## Begin RECORDS TO PROCESS

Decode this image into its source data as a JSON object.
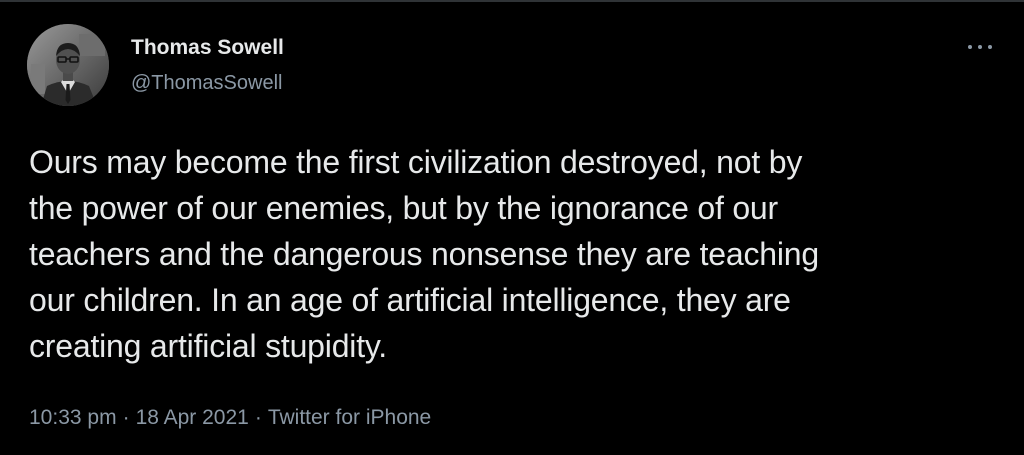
{
  "tweet": {
    "author": {
      "name": "Thomas Sowell",
      "handle": "@ThomasSowell",
      "avatar_icon": "profile-photo-avatar"
    },
    "more_icon": "more-horizontal-icon",
    "text_lines": [
      "Ours may become the first civilization destroyed, not by",
      "the power of our enemies, but by the ignorance of our",
      "teachers and the dangerous nonsense they are teaching",
      "our children. In an age of artificial intelligence, they are",
      "creating artificial stupidity."
    ],
    "meta": {
      "time": "10:33 pm",
      "separator": "·",
      "date": "18 Apr 2021",
      "source": "Twitter for iPhone"
    }
  },
  "colors": {
    "background": "#000000",
    "primary_text": "#e7e9ea",
    "secondary_text": "#8b98a5",
    "divider": "#2f3336"
  }
}
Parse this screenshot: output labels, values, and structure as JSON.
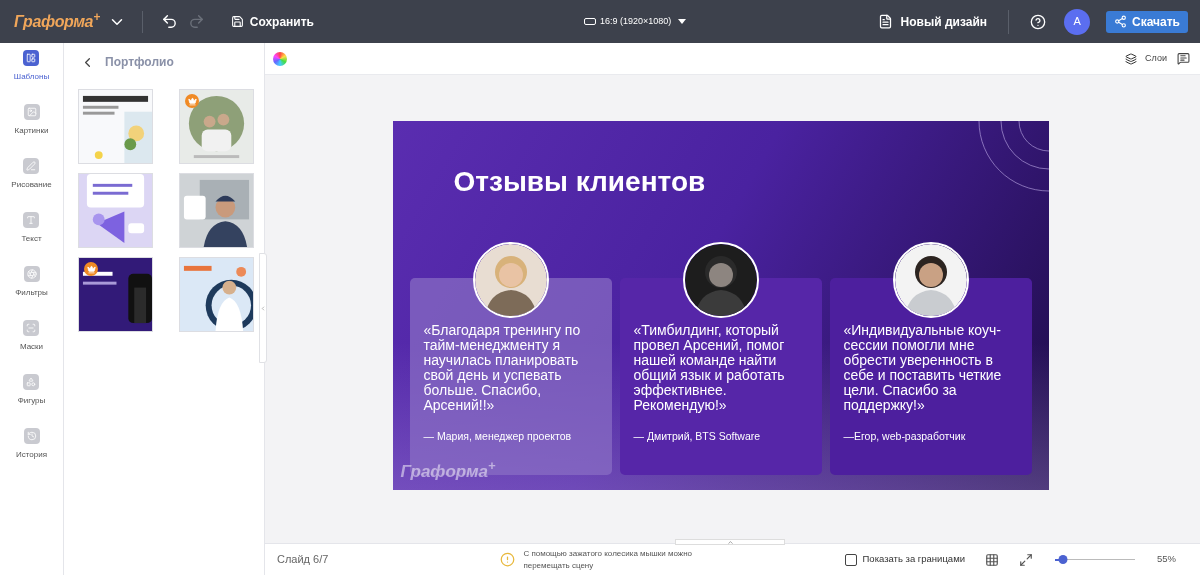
{
  "topbar": {
    "logo": "Граформа$^{+}$",
    "save": "Сохранить",
    "format": "16:9 (1920×1080)",
    "new_design": "Новый дизайн",
    "avatar": "A",
    "download": "Скачать"
  },
  "rail": [
    {
      "label": "Шаблоны",
      "selected": true
    },
    {
      "label": "Картинки",
      "selected": false
    },
    {
      "label": "Рисование",
      "selected": false
    },
    {
      "label": "Текст",
      "selected": false
    },
    {
      "label": "Фильтры",
      "selected": false
    },
    {
      "label": "Маски",
      "selected": false
    },
    {
      "label": "Фигуры",
      "selected": false
    },
    {
      "label": "История",
      "selected": false
    }
  ],
  "panel": {
    "title": "Портфолио",
    "templates": [
      {
        "kind": "picture",
        "premium": false
      },
      {
        "kind": "picture",
        "premium": true
      },
      {
        "kind": "picture",
        "premium": false
      },
      {
        "kind": "picture",
        "premium": false
      },
      {
        "kind": "picture",
        "premium": true
      },
      {
        "kind": "picture",
        "premium": false
      }
    ]
  },
  "canvas_toolbar": {
    "layers": "Слои"
  },
  "slide": {
    "title": "Отзывы клиентов",
    "watermark": "Граформа$^{+}$",
    "testimonials": [
      {
        "quote": "«Благодаря тренингу по тайм-менеджменту я научилась планировать свой день и успевать больше. Спасибо, Арсений!!»",
        "author": "— Мария, менеджер проектов"
      },
      {
        "quote": "«Тимбилдинг, который провел Арсений, помог нашей команде найти общий язык и работать эффективнее. Рекомендую!»",
        "author": "— Дмитрий, BTS Software"
      },
      {
        "quote": "«Индивидуальные коуч-сессии помогли мне обрести уверенность в себе и поставить четкие цели. Спасибо за поддержку!»",
        "author": "—Егор, web-разработчик"
      }
    ]
  },
  "status_bar": {
    "slide": "Слайд 6/7",
    "hint": "С помощью зажатого колесика мышки можно перемещать сцену",
    "show_outside": {
      "label": "Показать за границами",
      "checked": false
    },
    "zoom": {
      "level": 0.1,
      "reading": "55%"
    }
  }
}
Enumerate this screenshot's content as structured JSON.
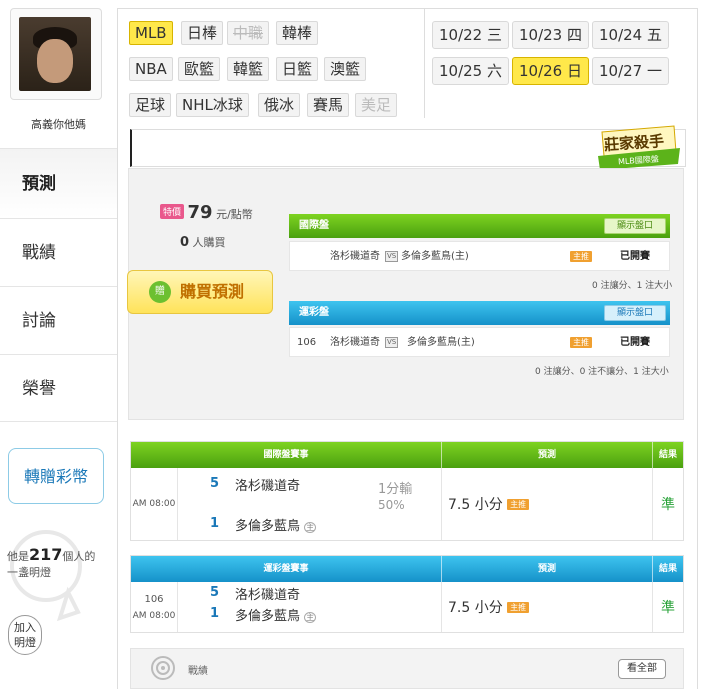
{
  "user": {
    "name": "高義你他媽"
  },
  "nav": {
    "items": [
      "預測",
      "戰績",
      "討論",
      "榮譽"
    ]
  },
  "gift_button": "轉贈彩幣",
  "bulb": {
    "prefix": "他是",
    "count": "217",
    "suffix": "個人的",
    "line2": "一盞明燈"
  },
  "join_button": {
    "line1": "加入",
    "line2": "明燈"
  },
  "leagues": [
    "MLB",
    "日棒",
    "中職",
    "韓棒",
    "NBA",
    "歐籃",
    "韓籃",
    "日籃",
    "澳籃",
    "足球",
    "NHL冰球",
    "俄冰",
    "賽馬",
    "美足"
  ],
  "dates": [
    "10/22 三",
    "10/23 四",
    "10/24 五",
    "10/25 六",
    "10/26 日",
    "10/27 一"
  ],
  "badge": {
    "title": "莊家殺手",
    "sub": "MLB國際盤"
  },
  "purchase": {
    "tag": "特價",
    "price": "79",
    "unit": "元/點幣",
    "buyers": "0",
    "buyers_suffix": "人購買",
    "buy_button": "購買預測",
    "coin_icon": "贈"
  },
  "intl_panel": {
    "title": "國際盤",
    "show_button": "顯示盤口",
    "away": "洛杉磯道奇",
    "vs": "VS",
    "home": "多倫多藍鳥(主)",
    "pick_tag": "主推",
    "status": "已開賽",
    "note": "0 注讓分、1 注大小"
  },
  "lottery_panel": {
    "title": "運彩盤",
    "show_button": "顯示盤口",
    "game_no": "106",
    "away": "洛杉磯道奇",
    "vs": "VS",
    "home": "多倫多藍鳥(主)",
    "pick_tag": "主推",
    "status": "已開賽",
    "note": "0 注讓分、0 注不讓分、1 注大小"
  },
  "intl_table": {
    "headers": [
      "國際盤賽事",
      "預測",
      "結果"
    ],
    "time": "AM 08:00",
    "away_score": "5",
    "away": "洛杉磯道奇",
    "home_score": "1",
    "home": "多倫多藍鳥",
    "home_mark": "主",
    "line1": "1分輸",
    "line2": "50%",
    "prediction": "7.5 小分",
    "pick_tag": "主推",
    "result": "準"
  },
  "lottery_table": {
    "headers": [
      "運彩盤賽事",
      "預測",
      "結果"
    ],
    "game_no": "106",
    "time": "AM 08:00",
    "away_score": "5",
    "away": "洛杉磯道奇",
    "home_score": "1",
    "home": "多倫多藍鳥",
    "home_mark": "主",
    "prediction": "7.5 小分",
    "pick_tag": "主推",
    "result": "準"
  },
  "footer": {
    "label": "戰績",
    "view_all": "看全部"
  }
}
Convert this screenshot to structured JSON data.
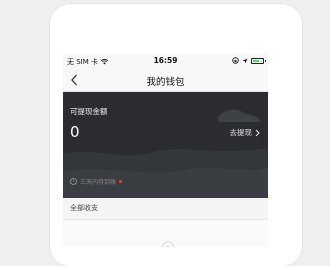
{
  "status_bar": {
    "carrier": "无 SIM 卡",
    "time": "16:59",
    "battery_level": 0.7,
    "icons": [
      "wifi-icon",
      "lock-rotation-icon",
      "location-arrow-icon",
      "battery-icon"
    ]
  },
  "navbar": {
    "back_icon": "chevron-left-icon",
    "title": "我的钱包"
  },
  "wallet": {
    "balance_label": "可提现金额",
    "balance": "0",
    "withdraw_label": "去提现",
    "note": "三天内待到账"
  },
  "transactions": {
    "section_label": "全部收支"
  },
  "colors": {
    "card_bg": "#2a2c30",
    "note_dot": "#e04040",
    "battery": "#4cd964"
  }
}
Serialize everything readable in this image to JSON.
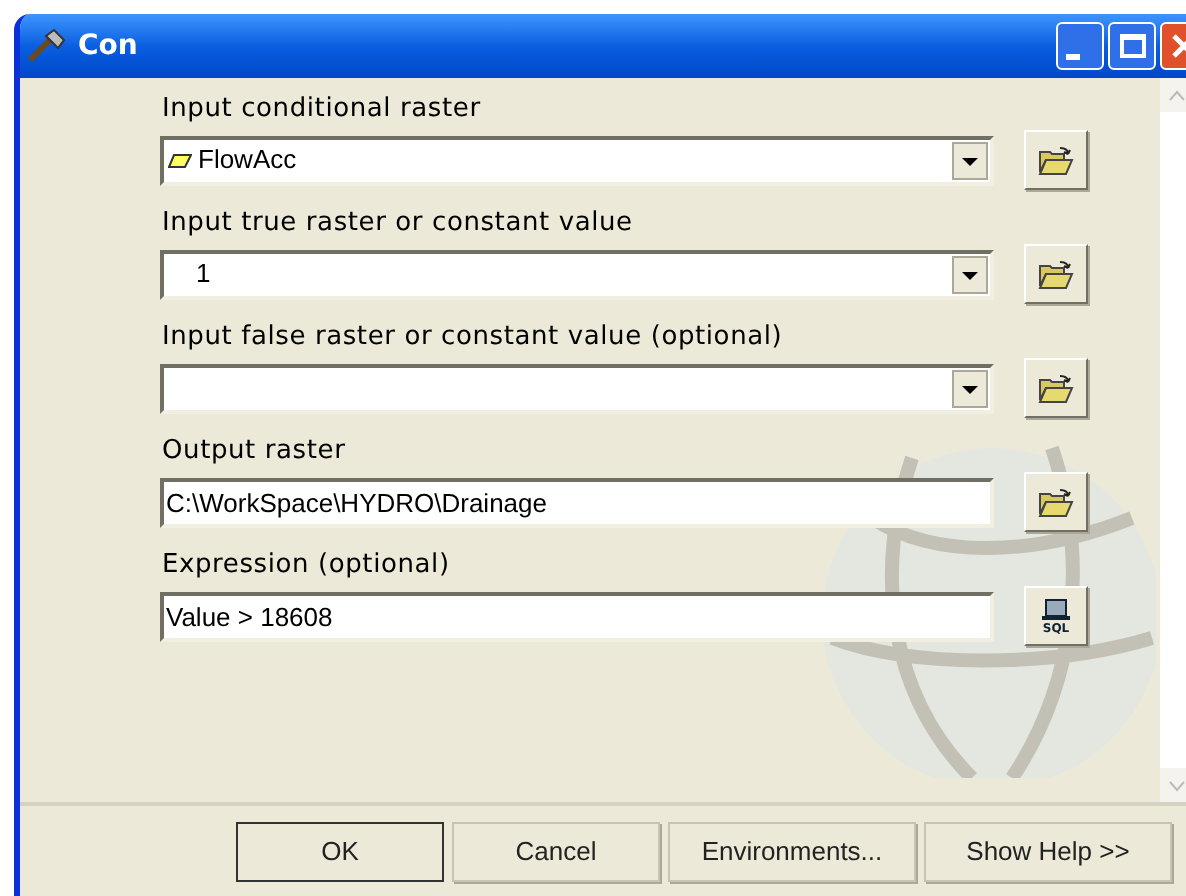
{
  "window": {
    "title": "Con"
  },
  "fields": [
    {
      "label": "Input conditional raster",
      "kind": "dropdown",
      "value": "FlowAcc",
      "layer_icon": true,
      "button": {
        "kind": "browse"
      }
    },
    {
      "label": "Input true raster or constant value",
      "kind": "dropdown",
      "value": "1",
      "layer_icon": false,
      "button": {
        "kind": "browse"
      }
    },
    {
      "label": "Input false raster or constant value (optional)",
      "kind": "dropdown",
      "layer_icon": false,
      "button": {
        "kind": "browse"
      }
    },
    {
      "label": "Output raster",
      "kind": "text",
      "value": "C:\\WorkSpace\\HYDRO\\Drainage",
      "layer_icon": false,
      "button": {
        "kind": "browse"
      }
    },
    {
      "label": "Expression (optional)",
      "kind": "text",
      "value": "Value > 18608",
      "layer_icon": false,
      "button": {
        "kind": "query",
        "text": "SQL"
      }
    }
  ],
  "buttons": [
    {
      "label": "OK",
      "default": true
    },
    {
      "label": "Cancel",
      "default": false
    },
    {
      "label": "Environments...",
      "default": false
    },
    {
      "label": "Show Help >>",
      "default": false
    }
  ]
}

## End RECORDS TO PROCESS

Reproduce every line above as written, skipping pictures.

Decode this image into its source data as a JSON object.
{
  "tweet": {
    "author": {
      "name": "Thomas Sowell",
      "handle": "@ThomasSowell",
      "avatar_icon": "profile-photo-avatar"
    },
    "more_icon": "more-horizontal-icon",
    "text_lines": [
      "Ours may become the first civilization destroyed, not by",
      "the power of our enemies, but by the ignorance of our",
      "teachers and the dangerous nonsense they are teaching",
      "our children. In an age of artificial intelligence, they are",
      "creating artificial stupidity."
    ],
    "meta": {
      "time": "10:33 pm",
      "separator": "·",
      "date": "18 Apr 2021",
      "source": "Twitter for iPhone"
    }
  },
  "colors": {
    "background": "#000000",
    "primary_text": "#e7e9ea",
    "secondary_text": "#8b98a5",
    "divider": "#2f3336"
  }
}
Parse this screenshot: output labels, values, and structure as JSON.
{
  "topbar": {
    "logo": "Граформа$^{+}$",
    "save": "Сохранить",
    "format": "16:9 (1920×1080)",
    "new_design": "Новый дизайн",
    "avatar": "A",
    "download": "Скачать"
  },
  "rail": [
    {
      "label": "Шаблоны",
      "selected": true
    },
    {
      "label": "Картинки",
      "selected": false
    },
    {
      "label": "Рисование",
      "selected": false
    },
    {
      "label": "Текст",
      "selected": false
    },
    {
      "label": "Фильтры",
      "selected": false
    },
    {
      "label": "Маски",
      "selected": false
    },
    {
      "label": "Фигуры",
      "selected": false
    },
    {
      "label": "История",
      "selected": false
    }
  ],
  "panel": {
    "title": "Портфолио",
    "templates": [
      {
        "kind": "picture",
        "premium": false
      },
      {
        "kind": "picture",
        "premium": true
      },
      {
        "kind": "picture",
        "premium": false
      },
      {
        "kind": "picture",
        "premium": false
      },
      {
        "kind": "picture",
        "premium": true
      },
      {
        "kind": "picture",
        "premium": false
      }
    ]
  },
  "canvas_toolbar": {
    "layers": "Слои"
  },
  "slide": {
    "title": "Отзывы клиентов",
    "watermark": "Граформа$^{+}$",
    "testimonials": [
      {
        "quote": "«Благодаря тренингу по тайм-менеджменту я научилась планировать свой день и успевать больше. Спасибо, Арсений!!»",
        "author": "— Мария, менеджер проектов"
      },
      {
        "quote": "«Тимбилдинг, который провел Арсений, помог нашей команде найти общий язык и работать эффективнее. Рекомендую!»",
        "author": "— Дмитрий, BTS Software"
      },
      {
        "quote": "«Индивидуальные коуч-сессии помогли мне обрести уверенность в себе и поставить четкие цели. Спасибо за поддержку!»",
        "author": "—Егор, web-разработчик"
      }
    ]
  },
  "status_bar": {
    "slide": "Слайд 6/7",
    "hint": "С помощью зажатого колесика мышки можно перемещать сцену",
    "show_outside": {
      "label": "Показать за границами",
      "checked": false
    },
    "zoom": {
      "level": 0.1,
      "reading": "55%"
    }
  }
}
Enumerate this screenshot's content as structured JSON.
{
  "user": {
    "name": "高義你他媽"
  },
  "nav": {
    "items": [
      "預測",
      "戰績",
      "討論",
      "榮譽"
    ]
  },
  "gift_button": "轉贈彩幣",
  "bulb": {
    "prefix": "他是",
    "count": "217",
    "suffix": "個人的",
    "line2": "一盞明燈"
  },
  "join_button": {
    "line1": "加入",
    "line2": "明燈"
  },
  "leagues": [
    "MLB",
    "日棒",
    "中職",
    "韓棒",
    "NBA",
    "歐籃",
    "韓籃",
    "日籃",
    "澳籃",
    "足球",
    "NHL冰球",
    "俄冰",
    "賽馬",
    "美足"
  ],
  "dates": [
    "10/22 三",
    "10/23 四",
    "10/24 五",
    "10/25 六",
    "10/26 日",
    "10/27 一"
  ],
  "badge": {
    "title": "莊家殺手",
    "sub": "MLB國際盤"
  },
  "purchase": {
    "tag": "特價",
    "price": "79",
    "unit": "元/點幣",
    "buyers": "0",
    "buyers_suffix": "人購買",
    "buy_button": "購買預測",
    "coin_icon": "贈"
  },
  "intl_panel": {
    "title": "國際盤",
    "show_button": "顯示盤口",
    "away": "洛杉磯道奇",
    "vs": "VS",
    "home": "多倫多藍鳥(主)",
    "pick_tag": "主推",
    "status": "已開賽",
    "note": "0 注讓分、1 注大小"
  },
  "lottery_panel": {
    "title": "運彩盤",
    "show_button": "顯示盤口",
    "game_no": "106",
    "away": "洛杉磯道奇",
    "vs": "VS",
    "home": "多倫多藍鳥(主)",
    "pick_tag": "主推",
    "status": "已開賽",
    "note": "0 注讓分、0 注不讓分、1 注大小"
  },
  "intl_table": {
    "headers": [
      "國際盤賽事",
      "預測",
      "結果"
    ],
    "time": "AM 08:00",
    "away_score": "5",
    "away": "洛杉磯道奇",
    "home_score": "1",
    "home": "多倫多藍鳥",
    "home_mark": "主",
    "line1": "1分輸",
    "line2": "50%",
    "prediction": "7.5 小分",
    "pick_tag": "主推",
    "result": "準"
  },
  "lottery_table": {
    "headers": [
      "運彩盤賽事",
      "預測",
      "結果"
    ],
    "game_no": "106",
    "time": "AM 08:00",
    "away_score": "5",
    "away": "洛杉磯道奇",
    "home_score": "1",
    "home": "多倫多藍鳥",
    "home_mark": "主",
    "prediction": "7.5 小分",
    "pick_tag": "主推",
    "result": "準"
  },
  "footer": {
    "label": "戰績",
    "view_all": "看全部"
  }
}
Convert this screenshot to structured JSON data.
{
  "status_bar": {
    "carrier": "无 SIM 卡",
    "time": "16:59",
    "battery_level": 0.7,
    "icons": [
      "wifi-icon",
      "lock-rotation-icon",
      "location-arrow-icon",
      "battery-icon"
    ]
  },
  "navbar": {
    "back_icon": "chevron-left-icon",
    "title": "我的钱包"
  },
  "wallet": {
    "balance_label": "可提现金额",
    "balance": "0",
    "withdraw_label": "去提现",
    "note": "三天内待到账"
  },
  "transactions": {
    "section_label": "全部收支"
  },
  "colors": {
    "card_bg": "#2a2c30",
    "note_dot": "#e04040",
    "battery": "#4cd964"
  }
}
Serialize everything readable in this image to JSON.
{
  "window": {
    "title": "Con"
  },
  "fields": [
    {
      "label": "Input conditional raster",
      "kind": "dropdown",
      "value": "FlowAcc",
      "layer_icon": true,
      "button": {
        "kind": "browse"
      }
    },
    {
      "label": "Input true raster or constant value",
      "kind": "dropdown",
      "value": "1",
      "layer_icon": false,
      "button": {
        "kind": "browse"
      }
    },
    {
      "label": "Input false raster or constant value (optional)",
      "kind": "dropdown",
      "layer_icon": false,
      "button": {
        "kind": "browse"
      }
    },
    {
      "label": "Output raster",
      "kind": "text",
      "value": "C:\\WorkSpace\\HYDRO\\Drainage",
      "layer_icon": false,
      "button": {
        "kind": "browse"
      }
    },
    {
      "label": "Expression (optional)",
      "kind": "text",
      "value": "Value > 18608",
      "layer_icon": false,
      "button": {
        "kind": "query",
        "text": "SQL"
      }
    }
  ],
  "buttons": [
    {
      "label": "OK",
      "default": true
    },
    {
      "label": "Cancel",
      "default": false
    },
    {
      "label": "Environments...",
      "default": false
    },
    {
      "label": "Show Help >>",
      "default": false
    }
  ]
}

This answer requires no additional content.